» **Exercise requirements**: Each entry below should be returned exactly as is, with the pictures removed.

» **Task material**:
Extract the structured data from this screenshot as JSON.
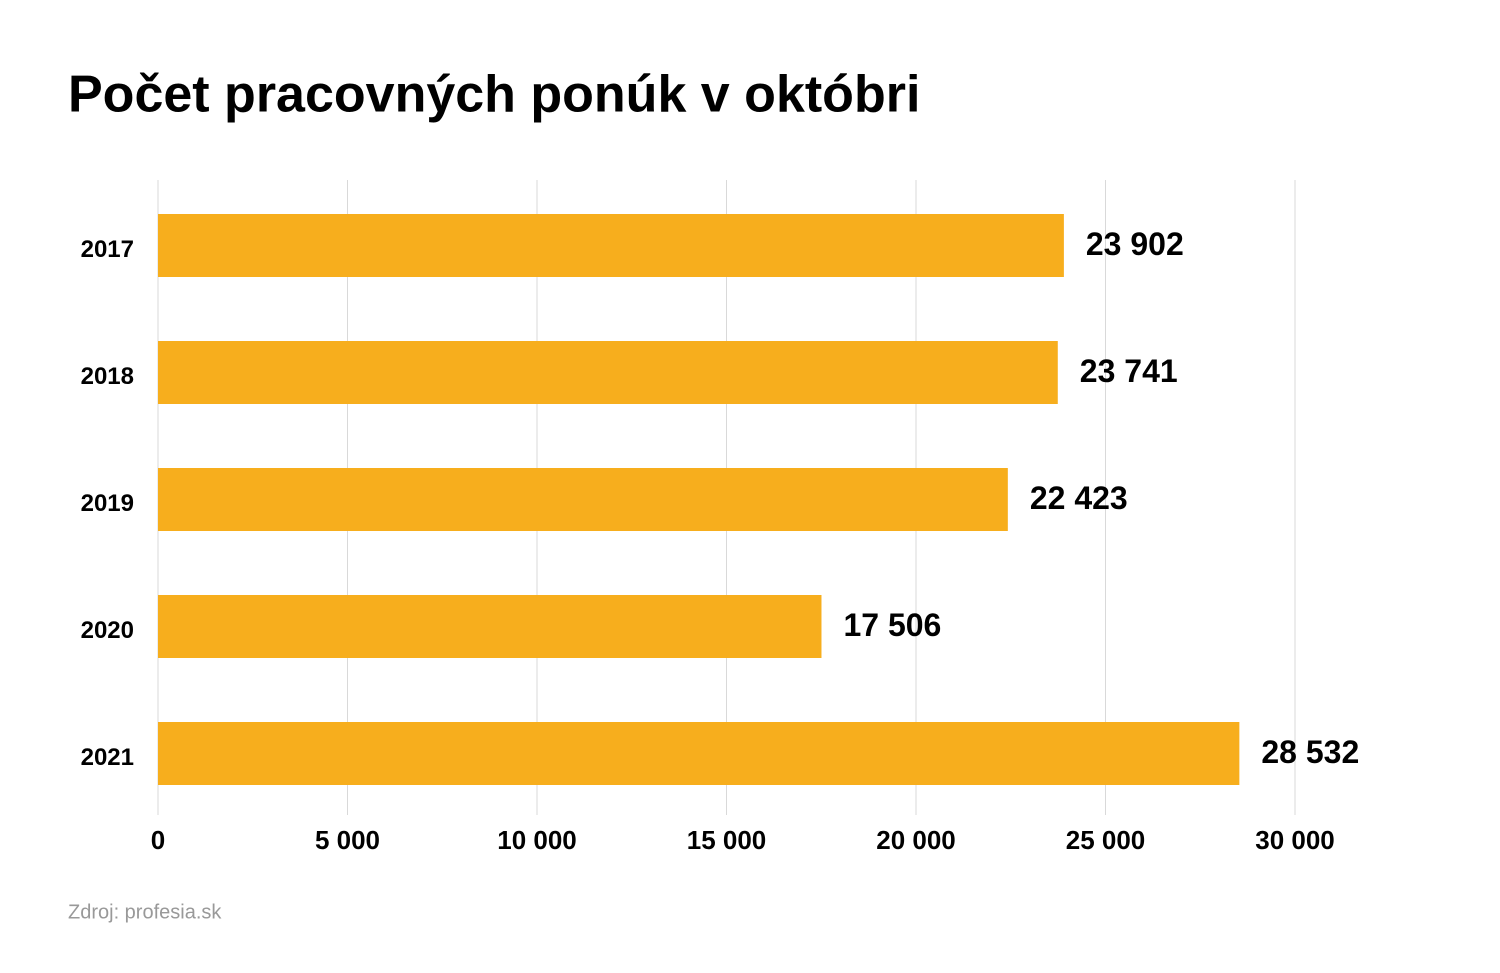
{
  "chart_data": {
    "type": "bar",
    "orientation": "horizontal",
    "title": "Počet pracovných ponúk v októbri",
    "categories": [
      "2017",
      "2018",
      "2019",
      "2020",
      "2021"
    ],
    "values": [
      23902,
      23741,
      22423,
      17506,
      28532
    ],
    "value_labels": [
      "23 902",
      "23 741",
      "22 423",
      "17 506",
      "28 532"
    ],
    "color": "#f7ae1d",
    "xlim": [
      0,
      30000
    ],
    "xticks": [
      0,
      {
        "value": 5000,
        "label": "5 000"
      },
      {
        "value": 10000,
        "label": "10 000"
      },
      {
        "value": 15000,
        "label": "15 000"
      },
      {
        "value": 20000,
        "label": "20 000"
      },
      {
        "value": 25000,
        "label": "25 000"
      },
      {
        "value": 30000,
        "label": "30 000"
      }
    ],
    "grid": true,
    "source": "Zdroj: profesia.sk"
  }
}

» **Result of the exercise**:
Extract the structured data from this screenshot as JSON.
{
  "chart_data": {
    "type": "bar",
    "orientation": "horizontal",
    "title": "Počet pracovných ponúk v októbri",
    "categories": [
      "2017",
      "2018",
      "2019",
      "2020",
      "2021"
    ],
    "values": [
      23902,
      23741,
      22423,
      17506,
      28532
    ],
    "value_labels": [
      "23 902",
      "23 741",
      "22 423",
      "17 506",
      "28 532"
    ],
    "color": "#f7ae1d",
    "xlim": [
      0,
      30000
    ],
    "xticks": [
      0,
      {
        "value": 5000,
        "label": "5 000"
      },
      {
        "value": 10000,
        "label": "10 000"
      },
      {
        "value": 15000,
        "label": "15 000"
      },
      {
        "value": 20000,
        "label": "20 000"
      },
      {
        "value": 25000,
        "label": "25 000"
      },
      {
        "value": 30000,
        "label": "30 000"
      }
    ],
    "grid": true,
    "source": "Zdroj: profesia.sk"
  }
}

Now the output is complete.